» **DIRECTIVE**:
Look for the string "пара" in the lines and copy each line that has it.

» **RECORDED INFORMATION**:
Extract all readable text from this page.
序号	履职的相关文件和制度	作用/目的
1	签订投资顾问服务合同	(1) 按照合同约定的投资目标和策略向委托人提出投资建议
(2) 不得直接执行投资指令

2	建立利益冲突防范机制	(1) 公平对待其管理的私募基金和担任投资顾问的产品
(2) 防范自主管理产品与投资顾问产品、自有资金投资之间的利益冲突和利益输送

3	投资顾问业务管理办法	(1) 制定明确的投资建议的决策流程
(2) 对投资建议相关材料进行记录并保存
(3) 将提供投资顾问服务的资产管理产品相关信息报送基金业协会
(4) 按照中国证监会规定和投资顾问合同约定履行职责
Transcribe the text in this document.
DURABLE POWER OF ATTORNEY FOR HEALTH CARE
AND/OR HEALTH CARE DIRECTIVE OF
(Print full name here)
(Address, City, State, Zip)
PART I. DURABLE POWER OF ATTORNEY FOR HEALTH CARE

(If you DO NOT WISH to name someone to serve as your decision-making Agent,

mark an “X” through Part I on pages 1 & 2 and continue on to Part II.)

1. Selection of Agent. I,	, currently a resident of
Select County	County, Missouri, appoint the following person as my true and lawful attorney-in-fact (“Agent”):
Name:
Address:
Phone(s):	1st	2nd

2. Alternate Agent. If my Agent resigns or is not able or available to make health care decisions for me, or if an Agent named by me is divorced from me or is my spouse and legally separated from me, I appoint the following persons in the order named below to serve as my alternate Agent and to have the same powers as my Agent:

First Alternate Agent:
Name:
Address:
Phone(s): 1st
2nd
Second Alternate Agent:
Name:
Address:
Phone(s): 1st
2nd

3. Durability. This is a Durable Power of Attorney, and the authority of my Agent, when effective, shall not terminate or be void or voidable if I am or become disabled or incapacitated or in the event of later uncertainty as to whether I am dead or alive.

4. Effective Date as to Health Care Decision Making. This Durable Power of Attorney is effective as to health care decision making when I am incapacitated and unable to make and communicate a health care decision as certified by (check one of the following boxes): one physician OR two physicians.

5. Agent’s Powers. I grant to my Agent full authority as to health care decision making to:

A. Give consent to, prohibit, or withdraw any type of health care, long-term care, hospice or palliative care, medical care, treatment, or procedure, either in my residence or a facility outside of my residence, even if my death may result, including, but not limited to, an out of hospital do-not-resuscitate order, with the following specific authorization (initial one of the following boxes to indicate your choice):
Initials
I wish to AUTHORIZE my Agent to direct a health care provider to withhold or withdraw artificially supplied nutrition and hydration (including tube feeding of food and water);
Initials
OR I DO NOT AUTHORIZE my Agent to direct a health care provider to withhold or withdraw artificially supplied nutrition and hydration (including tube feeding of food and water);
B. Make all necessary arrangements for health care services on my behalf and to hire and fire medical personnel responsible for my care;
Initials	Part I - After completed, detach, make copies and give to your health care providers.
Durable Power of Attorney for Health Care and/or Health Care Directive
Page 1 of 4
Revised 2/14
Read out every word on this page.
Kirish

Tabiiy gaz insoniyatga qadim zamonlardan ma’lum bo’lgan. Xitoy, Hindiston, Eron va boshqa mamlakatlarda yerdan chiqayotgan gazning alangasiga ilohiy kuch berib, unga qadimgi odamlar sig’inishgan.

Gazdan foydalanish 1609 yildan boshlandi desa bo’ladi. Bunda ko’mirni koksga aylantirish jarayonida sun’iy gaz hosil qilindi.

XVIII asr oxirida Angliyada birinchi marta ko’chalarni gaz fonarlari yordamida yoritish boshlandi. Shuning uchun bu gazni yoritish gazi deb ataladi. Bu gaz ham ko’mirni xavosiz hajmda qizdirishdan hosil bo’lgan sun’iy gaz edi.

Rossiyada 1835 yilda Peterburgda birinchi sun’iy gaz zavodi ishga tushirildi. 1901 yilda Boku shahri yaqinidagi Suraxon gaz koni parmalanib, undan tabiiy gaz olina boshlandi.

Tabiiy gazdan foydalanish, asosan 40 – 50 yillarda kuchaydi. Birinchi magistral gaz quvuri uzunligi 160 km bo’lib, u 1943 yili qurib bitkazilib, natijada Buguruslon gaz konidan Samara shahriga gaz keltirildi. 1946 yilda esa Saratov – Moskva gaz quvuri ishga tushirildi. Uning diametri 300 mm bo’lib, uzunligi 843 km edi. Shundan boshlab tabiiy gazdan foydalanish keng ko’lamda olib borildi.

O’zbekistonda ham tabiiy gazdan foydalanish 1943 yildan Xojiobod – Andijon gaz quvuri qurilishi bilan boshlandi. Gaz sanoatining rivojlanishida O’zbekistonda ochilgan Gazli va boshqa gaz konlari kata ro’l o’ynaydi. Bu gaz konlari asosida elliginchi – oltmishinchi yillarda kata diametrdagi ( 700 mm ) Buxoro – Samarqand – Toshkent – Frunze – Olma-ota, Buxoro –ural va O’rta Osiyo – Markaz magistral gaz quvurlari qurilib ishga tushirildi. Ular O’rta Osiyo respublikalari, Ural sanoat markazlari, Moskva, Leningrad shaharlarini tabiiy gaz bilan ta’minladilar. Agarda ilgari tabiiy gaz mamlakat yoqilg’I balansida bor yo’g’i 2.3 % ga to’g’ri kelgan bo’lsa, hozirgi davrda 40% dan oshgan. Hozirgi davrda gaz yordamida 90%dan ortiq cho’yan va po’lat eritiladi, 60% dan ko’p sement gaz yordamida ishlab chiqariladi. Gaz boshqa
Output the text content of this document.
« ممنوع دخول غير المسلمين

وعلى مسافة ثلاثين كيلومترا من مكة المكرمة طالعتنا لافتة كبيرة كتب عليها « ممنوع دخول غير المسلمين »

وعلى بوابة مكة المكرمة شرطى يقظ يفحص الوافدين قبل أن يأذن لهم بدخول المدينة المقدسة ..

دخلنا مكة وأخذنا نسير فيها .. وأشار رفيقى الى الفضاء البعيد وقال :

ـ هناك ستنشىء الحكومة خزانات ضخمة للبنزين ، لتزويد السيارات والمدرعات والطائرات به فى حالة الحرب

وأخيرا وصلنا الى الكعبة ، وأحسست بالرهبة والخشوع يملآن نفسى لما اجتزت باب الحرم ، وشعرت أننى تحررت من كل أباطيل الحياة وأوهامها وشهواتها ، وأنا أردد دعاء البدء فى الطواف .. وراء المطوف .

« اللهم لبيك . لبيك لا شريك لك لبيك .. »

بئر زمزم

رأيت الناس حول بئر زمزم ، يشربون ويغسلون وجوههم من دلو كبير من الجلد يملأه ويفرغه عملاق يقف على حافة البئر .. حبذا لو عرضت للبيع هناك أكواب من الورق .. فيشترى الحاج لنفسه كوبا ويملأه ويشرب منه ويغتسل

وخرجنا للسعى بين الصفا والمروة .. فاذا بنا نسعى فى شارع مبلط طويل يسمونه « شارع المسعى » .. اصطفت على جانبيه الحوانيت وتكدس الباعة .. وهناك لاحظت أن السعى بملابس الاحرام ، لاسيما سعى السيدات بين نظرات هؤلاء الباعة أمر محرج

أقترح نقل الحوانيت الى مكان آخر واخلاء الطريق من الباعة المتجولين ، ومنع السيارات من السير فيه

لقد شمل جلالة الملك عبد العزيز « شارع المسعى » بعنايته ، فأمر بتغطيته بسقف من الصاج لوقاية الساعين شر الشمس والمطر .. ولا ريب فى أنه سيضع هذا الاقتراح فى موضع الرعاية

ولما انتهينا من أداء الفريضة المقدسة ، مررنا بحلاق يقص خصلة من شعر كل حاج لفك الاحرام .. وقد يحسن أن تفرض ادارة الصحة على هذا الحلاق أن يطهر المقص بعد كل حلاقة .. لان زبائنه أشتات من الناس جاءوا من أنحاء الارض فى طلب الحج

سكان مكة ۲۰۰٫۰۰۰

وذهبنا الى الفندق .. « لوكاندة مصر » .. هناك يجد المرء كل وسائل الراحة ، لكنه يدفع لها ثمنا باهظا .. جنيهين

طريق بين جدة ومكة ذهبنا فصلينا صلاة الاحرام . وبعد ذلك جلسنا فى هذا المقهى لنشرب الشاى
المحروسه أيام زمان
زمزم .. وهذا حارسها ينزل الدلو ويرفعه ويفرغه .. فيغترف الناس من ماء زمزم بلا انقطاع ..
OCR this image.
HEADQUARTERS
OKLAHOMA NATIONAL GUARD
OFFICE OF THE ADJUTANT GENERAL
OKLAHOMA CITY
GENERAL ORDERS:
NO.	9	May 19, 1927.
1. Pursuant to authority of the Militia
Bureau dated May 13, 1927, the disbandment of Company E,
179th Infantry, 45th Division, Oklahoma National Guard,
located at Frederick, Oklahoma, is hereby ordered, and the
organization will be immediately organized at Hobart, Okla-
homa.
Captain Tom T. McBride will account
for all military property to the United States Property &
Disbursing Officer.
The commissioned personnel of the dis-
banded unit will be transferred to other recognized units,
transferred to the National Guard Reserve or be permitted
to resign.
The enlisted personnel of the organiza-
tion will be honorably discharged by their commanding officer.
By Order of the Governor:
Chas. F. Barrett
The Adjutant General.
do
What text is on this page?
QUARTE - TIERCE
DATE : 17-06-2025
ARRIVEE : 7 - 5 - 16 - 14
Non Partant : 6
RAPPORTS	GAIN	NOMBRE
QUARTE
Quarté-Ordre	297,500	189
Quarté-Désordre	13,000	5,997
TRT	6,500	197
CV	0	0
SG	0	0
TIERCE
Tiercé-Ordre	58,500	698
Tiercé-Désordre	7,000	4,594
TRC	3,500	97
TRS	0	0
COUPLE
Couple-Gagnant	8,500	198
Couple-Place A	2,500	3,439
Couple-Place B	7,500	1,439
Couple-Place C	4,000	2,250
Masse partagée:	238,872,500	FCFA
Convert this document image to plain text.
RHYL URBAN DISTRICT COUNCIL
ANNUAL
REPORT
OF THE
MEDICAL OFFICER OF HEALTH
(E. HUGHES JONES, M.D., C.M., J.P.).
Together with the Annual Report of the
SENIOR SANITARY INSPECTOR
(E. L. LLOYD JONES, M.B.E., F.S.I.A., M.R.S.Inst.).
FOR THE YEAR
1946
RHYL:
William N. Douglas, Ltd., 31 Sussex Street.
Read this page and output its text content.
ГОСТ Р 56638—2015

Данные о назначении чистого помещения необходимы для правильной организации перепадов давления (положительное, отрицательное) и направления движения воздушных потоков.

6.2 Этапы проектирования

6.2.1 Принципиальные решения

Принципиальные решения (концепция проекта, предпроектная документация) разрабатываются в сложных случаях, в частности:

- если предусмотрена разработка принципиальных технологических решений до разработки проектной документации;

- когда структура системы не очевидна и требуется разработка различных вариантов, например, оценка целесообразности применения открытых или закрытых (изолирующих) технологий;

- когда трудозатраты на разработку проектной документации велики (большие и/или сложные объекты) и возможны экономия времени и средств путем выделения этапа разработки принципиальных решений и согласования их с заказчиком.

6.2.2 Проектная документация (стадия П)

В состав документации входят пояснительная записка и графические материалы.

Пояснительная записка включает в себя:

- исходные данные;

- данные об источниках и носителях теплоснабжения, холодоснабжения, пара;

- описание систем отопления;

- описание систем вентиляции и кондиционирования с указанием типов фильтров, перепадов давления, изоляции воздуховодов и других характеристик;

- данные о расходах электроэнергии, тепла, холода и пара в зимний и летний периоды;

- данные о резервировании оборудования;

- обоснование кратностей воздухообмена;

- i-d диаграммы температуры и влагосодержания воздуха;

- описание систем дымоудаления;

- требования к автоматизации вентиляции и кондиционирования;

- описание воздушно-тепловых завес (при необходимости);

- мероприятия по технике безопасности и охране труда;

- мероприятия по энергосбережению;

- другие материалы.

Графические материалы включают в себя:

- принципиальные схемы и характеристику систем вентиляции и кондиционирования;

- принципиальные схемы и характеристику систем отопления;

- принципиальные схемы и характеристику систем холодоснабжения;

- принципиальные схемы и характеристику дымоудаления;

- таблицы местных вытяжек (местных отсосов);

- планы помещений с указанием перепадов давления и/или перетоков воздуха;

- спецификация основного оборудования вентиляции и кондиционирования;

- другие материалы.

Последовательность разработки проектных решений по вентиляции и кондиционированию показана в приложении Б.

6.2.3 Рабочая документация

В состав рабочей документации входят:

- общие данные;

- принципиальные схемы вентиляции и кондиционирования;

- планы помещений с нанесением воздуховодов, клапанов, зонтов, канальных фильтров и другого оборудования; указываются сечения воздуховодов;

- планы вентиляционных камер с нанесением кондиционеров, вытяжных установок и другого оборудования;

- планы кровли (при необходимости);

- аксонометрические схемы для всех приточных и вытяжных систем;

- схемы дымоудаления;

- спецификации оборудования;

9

» **TASK SOLUTION**:
- данные об источниках и носителях теплоснабжения, холодоснабжения, пара;
- данные о расходах электроэнергии, тепла, холода и пара в зимний и летний периоды;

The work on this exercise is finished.